_GIVEN PROBLEM_: Search the listing for "влево" and copy every line where it appears.

_RECORDED INFORMATION_:
start

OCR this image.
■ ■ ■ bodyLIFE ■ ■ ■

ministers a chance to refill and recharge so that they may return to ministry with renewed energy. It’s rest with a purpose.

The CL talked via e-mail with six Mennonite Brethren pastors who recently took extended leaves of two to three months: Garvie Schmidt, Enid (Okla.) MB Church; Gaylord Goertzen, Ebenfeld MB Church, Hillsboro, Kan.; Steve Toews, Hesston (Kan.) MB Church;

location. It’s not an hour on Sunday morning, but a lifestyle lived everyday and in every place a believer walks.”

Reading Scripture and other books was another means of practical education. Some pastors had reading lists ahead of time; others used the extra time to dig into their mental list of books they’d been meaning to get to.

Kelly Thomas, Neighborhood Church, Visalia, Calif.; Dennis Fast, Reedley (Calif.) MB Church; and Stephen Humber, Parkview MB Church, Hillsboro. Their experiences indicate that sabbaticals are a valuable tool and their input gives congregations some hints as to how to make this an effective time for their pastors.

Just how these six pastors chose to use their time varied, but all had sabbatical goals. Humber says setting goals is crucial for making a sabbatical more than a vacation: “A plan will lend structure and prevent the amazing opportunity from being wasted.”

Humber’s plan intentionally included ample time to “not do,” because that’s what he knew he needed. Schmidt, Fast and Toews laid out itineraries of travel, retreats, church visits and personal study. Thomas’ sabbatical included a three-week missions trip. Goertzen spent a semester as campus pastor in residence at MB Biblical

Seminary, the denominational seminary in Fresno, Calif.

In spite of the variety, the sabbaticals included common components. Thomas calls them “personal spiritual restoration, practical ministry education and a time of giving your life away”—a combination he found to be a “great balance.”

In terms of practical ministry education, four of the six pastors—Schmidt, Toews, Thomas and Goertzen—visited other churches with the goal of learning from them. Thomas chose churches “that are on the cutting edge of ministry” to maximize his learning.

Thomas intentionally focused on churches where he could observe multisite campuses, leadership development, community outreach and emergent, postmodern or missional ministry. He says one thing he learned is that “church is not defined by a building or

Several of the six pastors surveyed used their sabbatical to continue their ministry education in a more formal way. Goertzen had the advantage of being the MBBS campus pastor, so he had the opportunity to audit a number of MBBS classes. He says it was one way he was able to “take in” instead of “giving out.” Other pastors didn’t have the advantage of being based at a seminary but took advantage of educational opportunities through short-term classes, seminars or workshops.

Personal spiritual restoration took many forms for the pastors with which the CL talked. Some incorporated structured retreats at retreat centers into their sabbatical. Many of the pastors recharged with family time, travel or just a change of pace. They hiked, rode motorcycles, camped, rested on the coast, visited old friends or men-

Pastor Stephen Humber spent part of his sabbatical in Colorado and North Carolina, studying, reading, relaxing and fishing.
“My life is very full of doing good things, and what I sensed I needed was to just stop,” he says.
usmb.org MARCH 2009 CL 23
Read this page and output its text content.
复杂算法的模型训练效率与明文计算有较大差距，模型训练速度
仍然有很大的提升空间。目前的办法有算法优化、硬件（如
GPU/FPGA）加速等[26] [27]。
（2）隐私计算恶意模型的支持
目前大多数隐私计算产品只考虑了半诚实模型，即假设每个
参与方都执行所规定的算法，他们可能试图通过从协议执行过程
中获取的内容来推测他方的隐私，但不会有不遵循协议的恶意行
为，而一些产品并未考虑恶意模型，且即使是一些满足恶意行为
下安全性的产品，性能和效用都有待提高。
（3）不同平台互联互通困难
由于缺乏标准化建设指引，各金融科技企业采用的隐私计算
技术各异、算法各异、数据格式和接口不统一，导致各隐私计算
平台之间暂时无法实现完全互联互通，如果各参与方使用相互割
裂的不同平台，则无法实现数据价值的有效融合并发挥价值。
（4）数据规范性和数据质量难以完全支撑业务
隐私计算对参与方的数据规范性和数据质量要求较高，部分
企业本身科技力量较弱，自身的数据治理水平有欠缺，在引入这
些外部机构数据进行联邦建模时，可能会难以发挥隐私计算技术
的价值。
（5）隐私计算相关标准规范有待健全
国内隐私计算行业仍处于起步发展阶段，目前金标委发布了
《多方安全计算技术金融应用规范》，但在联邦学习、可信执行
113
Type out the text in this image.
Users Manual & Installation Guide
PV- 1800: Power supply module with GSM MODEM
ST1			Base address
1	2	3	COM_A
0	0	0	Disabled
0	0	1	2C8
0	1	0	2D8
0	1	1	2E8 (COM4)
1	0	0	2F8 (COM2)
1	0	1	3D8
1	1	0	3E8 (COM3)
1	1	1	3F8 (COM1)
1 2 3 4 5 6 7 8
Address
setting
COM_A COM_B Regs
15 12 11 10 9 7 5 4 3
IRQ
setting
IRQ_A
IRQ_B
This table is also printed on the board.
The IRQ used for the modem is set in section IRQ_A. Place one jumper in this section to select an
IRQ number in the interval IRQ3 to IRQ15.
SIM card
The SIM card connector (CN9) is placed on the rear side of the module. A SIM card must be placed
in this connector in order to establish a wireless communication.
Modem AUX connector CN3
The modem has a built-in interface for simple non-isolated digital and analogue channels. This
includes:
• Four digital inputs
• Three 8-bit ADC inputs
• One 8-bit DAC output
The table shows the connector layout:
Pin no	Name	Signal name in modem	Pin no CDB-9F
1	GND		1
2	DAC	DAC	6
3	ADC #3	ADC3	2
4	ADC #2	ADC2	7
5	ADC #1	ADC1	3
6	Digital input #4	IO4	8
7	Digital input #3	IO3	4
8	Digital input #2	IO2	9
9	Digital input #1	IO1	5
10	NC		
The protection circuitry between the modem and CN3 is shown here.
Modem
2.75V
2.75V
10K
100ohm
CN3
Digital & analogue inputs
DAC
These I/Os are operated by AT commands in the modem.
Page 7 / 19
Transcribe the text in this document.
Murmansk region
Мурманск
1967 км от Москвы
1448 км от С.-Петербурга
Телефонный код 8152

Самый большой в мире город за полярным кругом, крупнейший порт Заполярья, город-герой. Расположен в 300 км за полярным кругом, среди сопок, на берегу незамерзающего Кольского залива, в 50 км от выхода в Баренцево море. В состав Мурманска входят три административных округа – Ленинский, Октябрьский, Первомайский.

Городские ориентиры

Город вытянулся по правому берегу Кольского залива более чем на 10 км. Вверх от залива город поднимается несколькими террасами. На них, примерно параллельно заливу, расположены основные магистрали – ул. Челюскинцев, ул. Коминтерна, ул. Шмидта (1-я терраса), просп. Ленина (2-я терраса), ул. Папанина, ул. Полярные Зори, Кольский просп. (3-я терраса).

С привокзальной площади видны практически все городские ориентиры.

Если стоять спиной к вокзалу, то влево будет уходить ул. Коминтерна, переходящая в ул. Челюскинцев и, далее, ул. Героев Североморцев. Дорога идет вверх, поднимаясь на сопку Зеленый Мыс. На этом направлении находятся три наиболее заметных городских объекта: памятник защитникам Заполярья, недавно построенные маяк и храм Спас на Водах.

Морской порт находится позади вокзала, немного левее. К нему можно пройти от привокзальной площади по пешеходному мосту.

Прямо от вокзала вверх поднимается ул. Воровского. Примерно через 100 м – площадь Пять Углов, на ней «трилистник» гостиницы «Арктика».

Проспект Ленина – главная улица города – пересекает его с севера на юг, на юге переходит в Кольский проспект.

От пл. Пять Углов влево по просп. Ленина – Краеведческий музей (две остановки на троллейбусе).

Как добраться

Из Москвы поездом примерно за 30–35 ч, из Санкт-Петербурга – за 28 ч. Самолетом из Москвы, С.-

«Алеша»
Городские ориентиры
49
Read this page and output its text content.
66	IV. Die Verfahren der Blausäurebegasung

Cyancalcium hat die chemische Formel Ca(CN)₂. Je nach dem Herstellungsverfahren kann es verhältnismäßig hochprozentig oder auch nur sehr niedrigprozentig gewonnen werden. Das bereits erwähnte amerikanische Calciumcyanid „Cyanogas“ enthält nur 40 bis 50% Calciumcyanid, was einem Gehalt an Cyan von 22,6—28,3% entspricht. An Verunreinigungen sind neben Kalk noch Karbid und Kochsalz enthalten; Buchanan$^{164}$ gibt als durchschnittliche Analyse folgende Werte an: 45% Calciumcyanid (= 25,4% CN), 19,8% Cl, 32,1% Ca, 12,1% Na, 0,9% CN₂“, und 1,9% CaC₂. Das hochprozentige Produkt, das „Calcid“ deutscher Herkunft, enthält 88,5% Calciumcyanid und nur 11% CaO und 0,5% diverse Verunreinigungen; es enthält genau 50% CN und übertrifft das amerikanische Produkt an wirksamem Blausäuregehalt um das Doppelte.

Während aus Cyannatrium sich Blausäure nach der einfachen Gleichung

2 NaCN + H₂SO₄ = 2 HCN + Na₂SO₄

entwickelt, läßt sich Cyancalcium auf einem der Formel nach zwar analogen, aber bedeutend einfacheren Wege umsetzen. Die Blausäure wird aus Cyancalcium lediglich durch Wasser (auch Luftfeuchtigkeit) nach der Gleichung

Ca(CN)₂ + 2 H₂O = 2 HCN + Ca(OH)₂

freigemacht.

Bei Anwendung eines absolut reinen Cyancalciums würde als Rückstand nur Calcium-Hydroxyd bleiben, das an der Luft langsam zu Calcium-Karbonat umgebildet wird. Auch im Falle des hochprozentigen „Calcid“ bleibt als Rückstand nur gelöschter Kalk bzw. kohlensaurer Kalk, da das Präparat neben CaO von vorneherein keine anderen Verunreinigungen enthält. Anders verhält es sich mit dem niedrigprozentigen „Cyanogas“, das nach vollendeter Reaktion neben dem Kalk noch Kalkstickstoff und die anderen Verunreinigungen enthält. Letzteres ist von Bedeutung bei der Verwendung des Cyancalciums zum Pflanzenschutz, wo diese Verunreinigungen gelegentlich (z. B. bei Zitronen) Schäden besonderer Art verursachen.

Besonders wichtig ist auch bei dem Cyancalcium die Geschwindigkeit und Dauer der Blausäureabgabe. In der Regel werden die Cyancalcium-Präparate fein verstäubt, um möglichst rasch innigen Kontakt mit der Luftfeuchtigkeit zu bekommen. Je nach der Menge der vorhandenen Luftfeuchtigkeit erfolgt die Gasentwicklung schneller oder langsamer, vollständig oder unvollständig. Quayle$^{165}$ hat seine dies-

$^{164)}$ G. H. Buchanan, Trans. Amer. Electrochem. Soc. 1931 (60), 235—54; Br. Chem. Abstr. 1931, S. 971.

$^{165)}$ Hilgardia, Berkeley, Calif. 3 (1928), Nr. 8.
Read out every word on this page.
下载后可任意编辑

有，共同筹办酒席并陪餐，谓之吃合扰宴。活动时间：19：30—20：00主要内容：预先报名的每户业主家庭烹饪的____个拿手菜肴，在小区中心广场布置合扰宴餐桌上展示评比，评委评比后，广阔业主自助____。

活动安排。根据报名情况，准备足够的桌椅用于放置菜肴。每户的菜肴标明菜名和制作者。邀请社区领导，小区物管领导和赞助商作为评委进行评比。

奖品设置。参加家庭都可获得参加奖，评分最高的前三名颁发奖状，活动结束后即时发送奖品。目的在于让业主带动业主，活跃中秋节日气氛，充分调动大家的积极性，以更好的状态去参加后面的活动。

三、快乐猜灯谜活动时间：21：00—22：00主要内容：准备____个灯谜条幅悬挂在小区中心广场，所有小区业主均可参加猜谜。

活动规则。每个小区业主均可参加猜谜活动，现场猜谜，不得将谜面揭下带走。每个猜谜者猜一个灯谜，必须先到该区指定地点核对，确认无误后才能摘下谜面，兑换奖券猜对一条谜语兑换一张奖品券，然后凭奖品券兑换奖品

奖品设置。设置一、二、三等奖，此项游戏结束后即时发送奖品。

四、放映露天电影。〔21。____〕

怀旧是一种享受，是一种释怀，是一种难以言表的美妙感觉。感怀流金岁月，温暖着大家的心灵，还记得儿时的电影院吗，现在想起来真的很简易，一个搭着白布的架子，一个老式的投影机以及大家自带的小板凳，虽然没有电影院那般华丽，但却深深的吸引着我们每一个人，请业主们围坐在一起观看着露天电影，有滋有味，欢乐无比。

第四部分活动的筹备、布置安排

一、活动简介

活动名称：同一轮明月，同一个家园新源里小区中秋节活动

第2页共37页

end

_THE ANSWER_:
Если стоять спиной к вокзалу, то влево будет уходить ул. Коминтерна, переходящая в ул. Челюскинцев и, далее, ул. Героев Североморцев. Дорога идет вверх, поднимаясь на сопку Зеленый Мыс. На этом направлении находятся три наиболее заметных городских объекта: памятник защитникам Заполярья, недавно построенные маяк и храм Спас на Водах.
От пл. Пять Углов влево по просп. Ленина – Краеведческий музей (две остановки на троллейбусе).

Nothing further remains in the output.